**EXERCISE**
Copy each line below exactly and leave the pictures out.

**INFORMATION SHOWN**
——

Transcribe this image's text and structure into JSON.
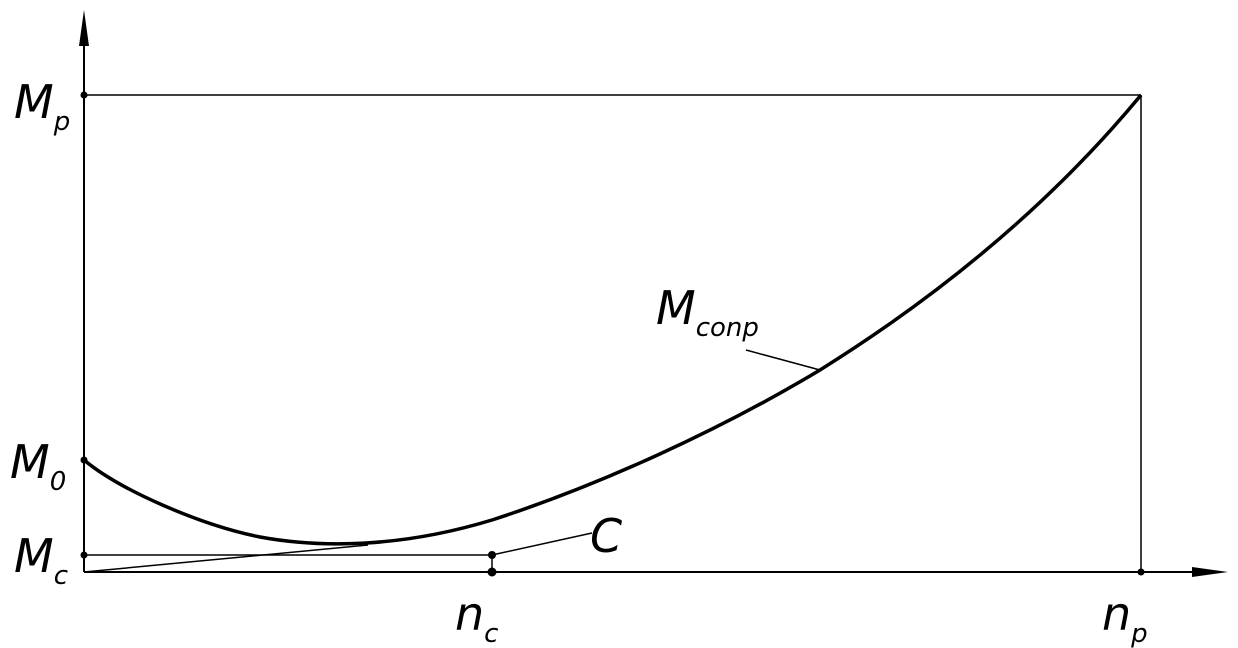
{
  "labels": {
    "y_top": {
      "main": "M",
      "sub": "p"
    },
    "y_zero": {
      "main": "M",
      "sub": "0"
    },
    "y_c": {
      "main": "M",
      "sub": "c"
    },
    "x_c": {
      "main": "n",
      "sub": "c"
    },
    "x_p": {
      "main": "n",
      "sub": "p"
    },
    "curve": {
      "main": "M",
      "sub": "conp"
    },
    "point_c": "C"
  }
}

——

**WRITTEN ANSWER**
Transcribe this image's text and structure into JSON.
{
  "labels": {
    "y_top": {
      "main": "M",
      "sub": "p"
    },
    "y_zero": {
      "main": "M",
      "sub": "0"
    },
    "y_c": {
      "main": "M",
      "sub": "c"
    },
    "x_c": {
      "main": "n",
      "sub": "c"
    },
    "x_p": {
      "main": "n",
      "sub": "p"
    },
    "curve": {
      "main": "M",
      "sub": "conp"
    },
    "point_c": "C"
  }
}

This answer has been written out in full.